### EXERCISE AIM
Narrow the data below down to the lines containing "Depth".

### RECORDED INFORMATION
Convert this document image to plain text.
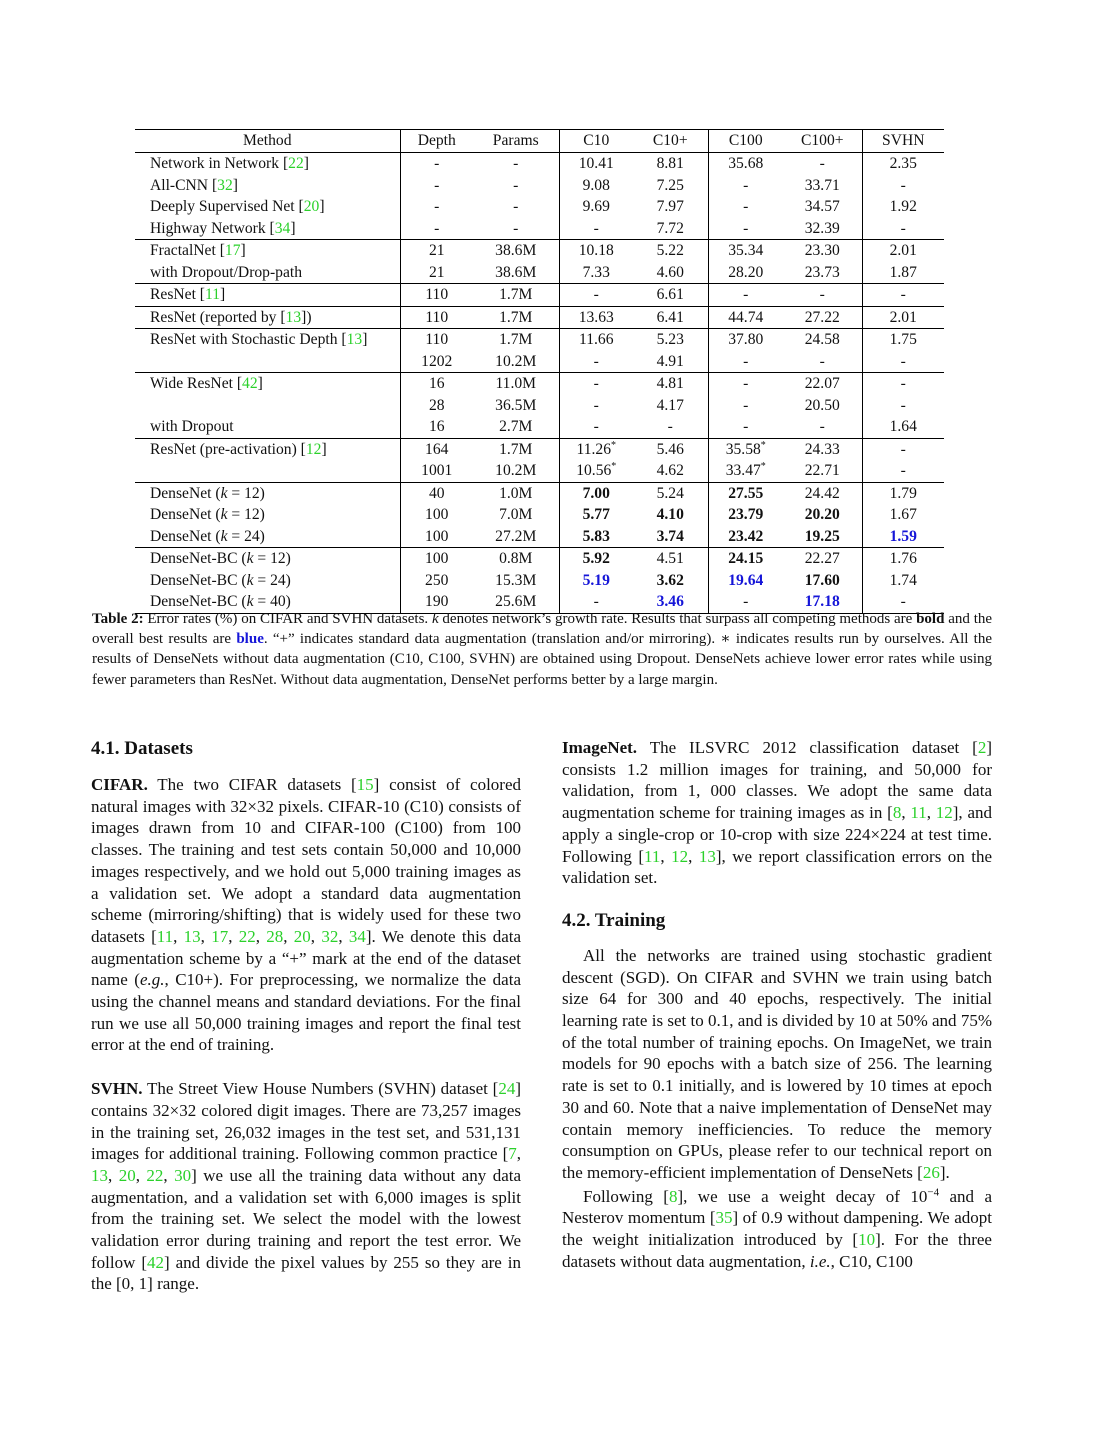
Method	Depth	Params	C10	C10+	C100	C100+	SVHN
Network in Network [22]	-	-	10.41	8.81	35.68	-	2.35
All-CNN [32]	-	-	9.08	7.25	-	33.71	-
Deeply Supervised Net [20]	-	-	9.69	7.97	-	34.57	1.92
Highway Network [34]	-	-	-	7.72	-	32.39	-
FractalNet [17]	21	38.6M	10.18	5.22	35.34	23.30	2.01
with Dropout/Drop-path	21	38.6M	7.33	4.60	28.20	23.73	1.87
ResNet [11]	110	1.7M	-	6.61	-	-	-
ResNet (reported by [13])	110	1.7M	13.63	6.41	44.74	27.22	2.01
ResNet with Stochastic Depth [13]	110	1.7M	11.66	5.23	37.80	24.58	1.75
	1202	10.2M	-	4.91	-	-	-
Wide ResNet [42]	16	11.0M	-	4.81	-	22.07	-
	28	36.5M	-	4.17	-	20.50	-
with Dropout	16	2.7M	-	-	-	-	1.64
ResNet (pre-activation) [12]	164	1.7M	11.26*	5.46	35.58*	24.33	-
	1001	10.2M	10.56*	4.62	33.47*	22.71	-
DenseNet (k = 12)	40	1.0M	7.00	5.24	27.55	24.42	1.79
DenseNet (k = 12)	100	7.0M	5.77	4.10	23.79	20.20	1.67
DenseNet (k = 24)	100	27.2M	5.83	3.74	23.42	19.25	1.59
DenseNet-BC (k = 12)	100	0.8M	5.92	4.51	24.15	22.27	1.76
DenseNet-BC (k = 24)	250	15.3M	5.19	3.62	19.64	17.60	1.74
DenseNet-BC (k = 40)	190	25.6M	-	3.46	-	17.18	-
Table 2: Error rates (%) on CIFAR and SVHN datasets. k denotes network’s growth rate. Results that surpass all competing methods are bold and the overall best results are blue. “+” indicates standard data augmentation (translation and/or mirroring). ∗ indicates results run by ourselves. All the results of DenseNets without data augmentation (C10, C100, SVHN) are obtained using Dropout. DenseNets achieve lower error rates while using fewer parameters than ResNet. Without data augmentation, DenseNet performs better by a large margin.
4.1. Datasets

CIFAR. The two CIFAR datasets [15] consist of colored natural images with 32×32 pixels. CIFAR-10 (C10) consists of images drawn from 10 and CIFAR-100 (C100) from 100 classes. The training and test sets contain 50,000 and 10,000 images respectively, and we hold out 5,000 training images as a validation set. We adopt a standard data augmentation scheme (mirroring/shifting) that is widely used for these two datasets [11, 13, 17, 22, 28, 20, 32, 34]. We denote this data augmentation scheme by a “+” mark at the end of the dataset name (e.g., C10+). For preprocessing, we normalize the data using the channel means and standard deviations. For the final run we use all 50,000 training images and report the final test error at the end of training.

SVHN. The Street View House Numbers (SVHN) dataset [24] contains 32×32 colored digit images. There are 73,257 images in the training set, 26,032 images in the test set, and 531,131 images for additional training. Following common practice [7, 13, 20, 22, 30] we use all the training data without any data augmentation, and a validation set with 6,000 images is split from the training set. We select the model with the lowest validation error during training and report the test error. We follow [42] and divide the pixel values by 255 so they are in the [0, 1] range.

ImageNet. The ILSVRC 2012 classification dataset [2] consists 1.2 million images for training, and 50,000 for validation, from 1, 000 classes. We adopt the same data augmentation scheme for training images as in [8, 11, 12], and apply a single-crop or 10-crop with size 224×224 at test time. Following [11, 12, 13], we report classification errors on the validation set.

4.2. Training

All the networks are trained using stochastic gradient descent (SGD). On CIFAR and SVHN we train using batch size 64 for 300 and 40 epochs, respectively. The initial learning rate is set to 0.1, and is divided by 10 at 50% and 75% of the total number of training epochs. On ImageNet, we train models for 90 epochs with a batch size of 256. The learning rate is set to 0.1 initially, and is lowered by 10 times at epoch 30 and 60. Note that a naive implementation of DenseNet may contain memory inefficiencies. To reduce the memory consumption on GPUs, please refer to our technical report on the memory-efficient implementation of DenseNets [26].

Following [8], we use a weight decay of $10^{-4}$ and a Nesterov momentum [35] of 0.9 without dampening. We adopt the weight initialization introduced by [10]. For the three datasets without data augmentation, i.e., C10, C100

### WRITTEN ANSWER
Method	Depth	Params	C10	C10+	C100	C100+	SVHN
ResNet with Stochastic Depth [13]	110	1.7M	11.66	5.23	37.80	24.58	1.75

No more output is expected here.